[What to do] Go through the entries below, tally each line with the string "本期热卷周度产量继续下滑", and give the final number by itself.

[start Data entries]

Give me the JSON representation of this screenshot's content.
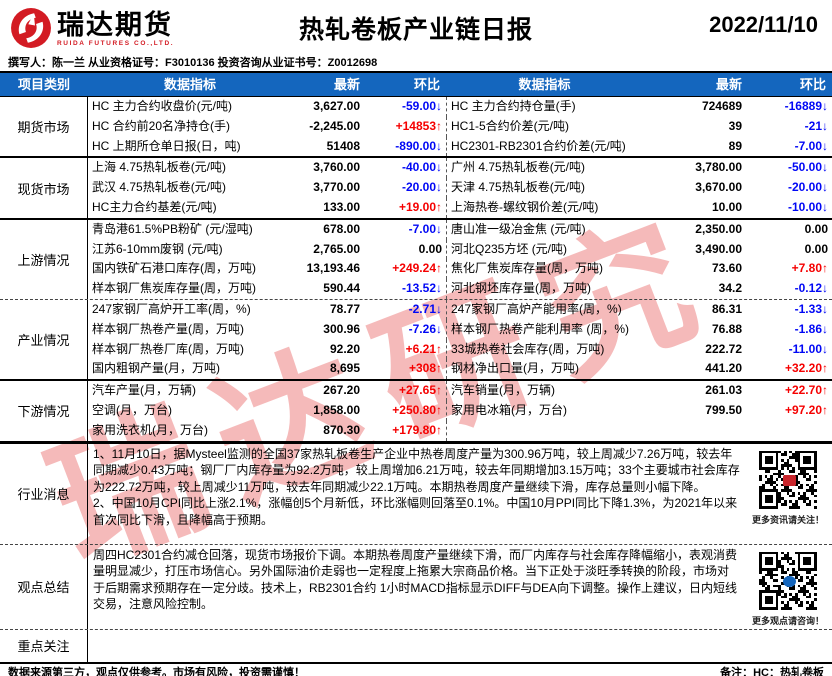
{
  "header": {
    "logo_cn": "瑞达期货",
    "logo_en": "RUIDA FUTURES CO.,LTD.",
    "title": "热轧卷板产业链日报",
    "date": "2022/11/10",
    "author_line": "撰写人：陈一兰  从业资格证号：F3010136  投资咨询从业证书号：Z0012698"
  },
  "watermark": "瑞达研究",
  "colors": {
    "header_blue": "#1466be",
    "down_blue": "#0007f5",
    "up_red": "#f50000",
    "logo_red": "#d31b23"
  },
  "table": {
    "headers": {
      "category": "项目类别",
      "indicator": "数据指标",
      "latest": "最新",
      "mom": "环比"
    },
    "sections": [
      {
        "category": "期货市场",
        "rows": [
          {
            "left": {
              "label": "HC 主力合约收盘价(元/吨)",
              "value": "3,627.00",
              "change": "-59.00↓",
              "trend": "down"
            },
            "right": {
              "label": "HC 主力合约持仓量(手)",
              "value": "724689",
              "change": "-16889↓",
              "trend": "down"
            }
          },
          {
            "left": {
              "label": "HC 合约前20名净持仓(手)",
              "value": "-2,245.00",
              "change": "+14853↑",
              "trend": "up"
            },
            "right": {
              "label": "HC1-5合约价差(元/吨)",
              "value": "39",
              "change": "-21↓",
              "trend": "down"
            }
          },
          {
            "left": {
              "label": "HC 上期所仓单日报(日，吨)",
              "value": "51408",
              "change": "-890.00↓",
              "trend": "down"
            },
            "right": {
              "label": "HC2301-RB2301合约价差(元/吨)",
              "value": "89",
              "change": "-7.00↓",
              "trend": "down"
            }
          }
        ]
      },
      {
        "category": "现货市场",
        "rows": [
          {
            "left": {
              "label": "上海 4.75热轧板卷(元/吨)",
              "value": "3,760.00",
              "change": "-40.00↓",
              "trend": "down"
            },
            "right": {
              "label": "广州 4.75热轧板卷(元/吨)",
              "value": "3,780.00",
              "change": "-50.00↓",
              "trend": "down"
            }
          },
          {
            "left": {
              "label": "武汉 4.75热轧板卷(元/吨)",
              "value": "3,770.00",
              "change": "-20.00↓",
              "trend": "down"
            },
            "right": {
              "label": "天津 4.75热轧板卷(元/吨)",
              "value": "3,670.00",
              "change": "-20.00↓",
              "trend": "down"
            }
          },
          {
            "left": {
              "label": "HC主力合约基差(元/吨)",
              "value": "133.00",
              "change": "+19.00↑",
              "trend": "up"
            },
            "right": {
              "label": "上海热卷-螺纹钢价差(元/吨)",
              "value": "10.00",
              "change": "-10.00↓",
              "trend": "down"
            }
          }
        ]
      },
      {
        "category": "上游情况",
        "rows": [
          {
            "left": {
              "label": "青岛港61.5%PB粉矿 (元/湿吨)",
              "value": "678.00",
              "change": "-7.00↓",
              "trend": "down"
            },
            "right": {
              "label": "唐山准一级冶金焦 (元/吨)",
              "value": "2,350.00",
              "change": "0.00",
              "trend": "flat"
            }
          },
          {
            "left": {
              "label": "江苏6-10mm废钢 (元/吨)",
              "value": "2,765.00",
              "change": "0.00",
              "trend": "flat"
            },
            "right": {
              "label": "河北Q235方坯 (元/吨)",
              "value": "3,490.00",
              "change": "0.00",
              "trend": "flat"
            }
          },
          {
            "left": {
              "label": "国内铁矿石港口库存(周，万吨)",
              "value": "13,193.46",
              "change": "+249.24↑",
              "trend": "up"
            },
            "right": {
              "label": "焦化厂焦炭库存量(周，万吨)",
              "value": "73.60",
              "change": "+7.80↑",
              "trend": "up"
            }
          },
          {
            "left": {
              "label": "样本钢厂焦炭库存量(周，万吨)",
              "value": "590.44",
              "change": "-13.52↓",
              "trend": "down"
            },
            "right": {
              "label": "河北钢坯库存量(周，万吨)",
              "value": "34.2",
              "change": "-0.12↓",
              "trend": "down"
            }
          }
        ]
      },
      {
        "category": "产业情况",
        "rows": [
          {
            "left": {
              "label": "247家钢厂高炉开工率(周，%)",
              "value": "78.77",
              "change": "-2.71↓",
              "trend": "down"
            },
            "right": {
              "label": "247家钢厂高炉产能用率(周，%)",
              "value": "86.31",
              "change": "-1.33↓",
              "trend": "down"
            }
          },
          {
            "left": {
              "label": "样本钢厂热卷产量(周，万吨)",
              "value": "300.96",
              "change": "-7.26↓",
              "trend": "down"
            },
            "right": {
              "label": "样本钢厂热卷产能利用率 (周，%)",
              "value": "76.88",
              "change": "-1.86↓",
              "trend": "down"
            }
          },
          {
            "left": {
              "label": "样本钢厂热卷厂库(周，万吨)",
              "value": "92.20",
              "change": "+6.21↑",
              "trend": "up"
            },
            "right": {
              "label": "33城热卷社会库存(周，万吨)",
              "value": "222.72",
              "change": "-11.00↓",
              "trend": "down"
            }
          },
          {
            "left": {
              "label": "国内粗钢产量(月，万吨)",
              "value": "8,695",
              "change": "+308↑",
              "trend": "up"
            },
            "right": {
              "label": "钢材净出口量(月，万吨)",
              "value": "441.20",
              "change": "+32.20↑",
              "trend": "up"
            }
          }
        ]
      },
      {
        "category": "下游情况",
        "rows": [
          {
            "left": {
              "label": "汽车产量(月，万辆)",
              "value": "267.20",
              "change": "+27.65↑",
              "trend": "up"
            },
            "right": {
              "label": "汽车销量(月，万辆)",
              "value": "261.03",
              "change": "+22.70↑",
              "trend": "up"
            }
          },
          {
            "left": {
              "label": "空调(月，万台)",
              "value": "1,858.00",
              "change": "+250.80↑",
              "trend": "up"
            },
            "right": {
              "label": "家用电冰箱(月，万台)",
              "value": "799.50",
              "change": "+97.20↑",
              "trend": "up"
            }
          },
          {
            "left": {
              "label": "家用洗衣机(月，万台)",
              "value": "870.30",
              "change": "+179.80↑",
              "trend": "up"
            },
            "right": {
              "label": "",
              "value": "",
              "change": "",
              "trend": "flat"
            }
          }
        ]
      }
    ]
  },
  "news": {
    "category": "行业消息",
    "paragraphs": [
      "1、11月10日，据Mysteel监测的全国37家热轧板卷生产企业中热卷周度产量为300.96万吨，较上周减少7.26万吨，较去年同期减少0.43万吨；钢厂厂内库存量为92.2万吨，较上周增加6.21万吨，较去年同期增加3.15万吨；33个主要城市社会库存为222.72万吨，较上周减少11万吨，较去年同期减少22.1万吨。本期热卷周度产量继续下滑，库存总量则小幅下降。",
      "2、中国10月CPI同比上涨2.1%，涨幅创5个月新低，环比涨幅则回落至0.1%。中国10月PPI同比下降1.3%，为2021年以来首次同比下滑，且降幅高于预期。"
    ],
    "qr_caption": "更多资讯请关注！"
  },
  "opinion": {
    "category": "观点总结",
    "paragraph": "周四HC2301合约减仓回落，现货市场报价下调。本期热卷周度产量继续下滑，而厂内库存与社会库存降幅缩小，表观消费量明显减少，打压市场信心。另外国际油价走弱也一定程度上拖累大宗商品价格。当下正处于淡旺季转换的阶段，市场对于后期需求预期存在一定分歧。技术上，RB2301合约 1小时MACD指标显示DIFF与DEA向下调整。操作上建议，日内短线交易，注意风险控制。",
    "qr_caption": "更多观点请咨询！"
  },
  "focus": {
    "category": "重点关注",
    "content": ""
  },
  "footer": {
    "disclaimer": "数据来源第三方，观点仅供参考。市场有风险，投资需谨慎！",
    "note": "备注：HC：热轧卷板"
  }
}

[end Data entries]

[Solution for this task] 2